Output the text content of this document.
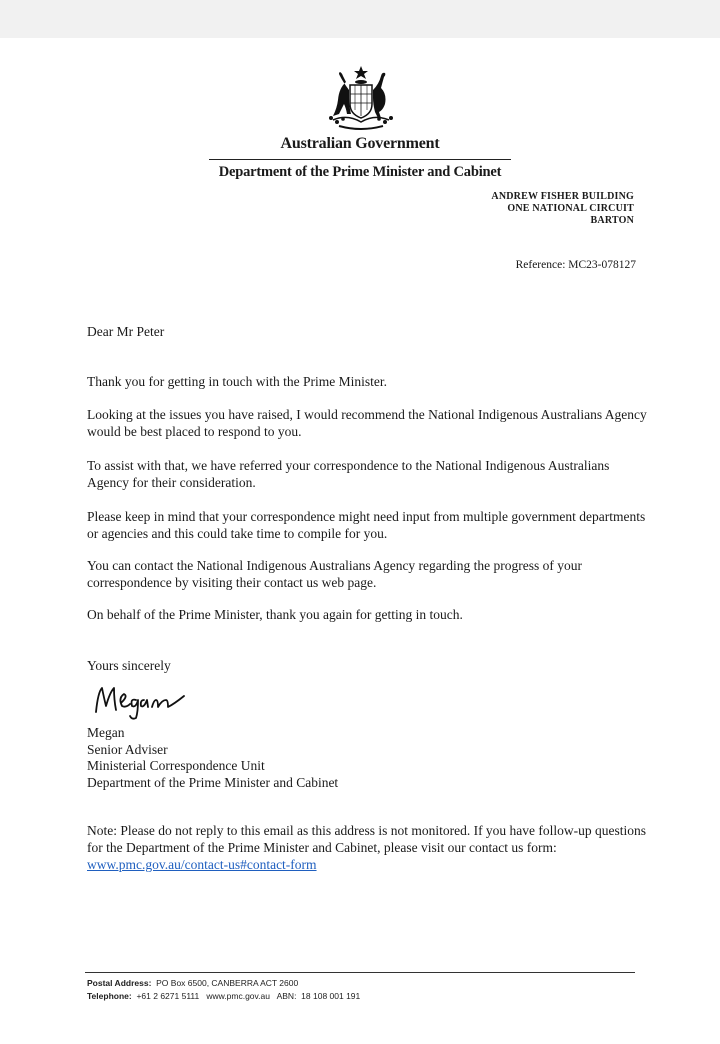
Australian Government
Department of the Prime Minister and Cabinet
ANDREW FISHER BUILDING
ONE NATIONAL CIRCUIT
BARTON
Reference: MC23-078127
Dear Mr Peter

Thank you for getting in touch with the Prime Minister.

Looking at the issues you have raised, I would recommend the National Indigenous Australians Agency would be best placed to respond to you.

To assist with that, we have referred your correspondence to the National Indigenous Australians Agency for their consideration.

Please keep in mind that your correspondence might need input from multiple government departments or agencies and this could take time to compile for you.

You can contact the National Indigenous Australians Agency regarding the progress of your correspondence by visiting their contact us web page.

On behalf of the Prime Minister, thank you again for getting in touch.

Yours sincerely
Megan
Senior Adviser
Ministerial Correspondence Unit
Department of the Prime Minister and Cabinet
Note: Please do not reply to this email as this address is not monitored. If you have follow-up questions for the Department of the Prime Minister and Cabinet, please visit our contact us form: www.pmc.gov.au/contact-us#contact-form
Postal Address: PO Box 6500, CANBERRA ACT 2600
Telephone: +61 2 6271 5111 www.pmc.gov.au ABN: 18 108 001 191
--------------------------------
# Goal:
Copy out all lines above that include the string "contact".

# Task answer:
You can contact the National Indigenous Australians Agency regarding the progress of your correspondence by visiting their contact us web page.
Note: Please do not reply to this email as this address is not monitored. If you have follow-up questions for the Department of the Prime Minister and Cabinet, please visit our contact us form: www.pmc.gov.au/contact-us#contact-form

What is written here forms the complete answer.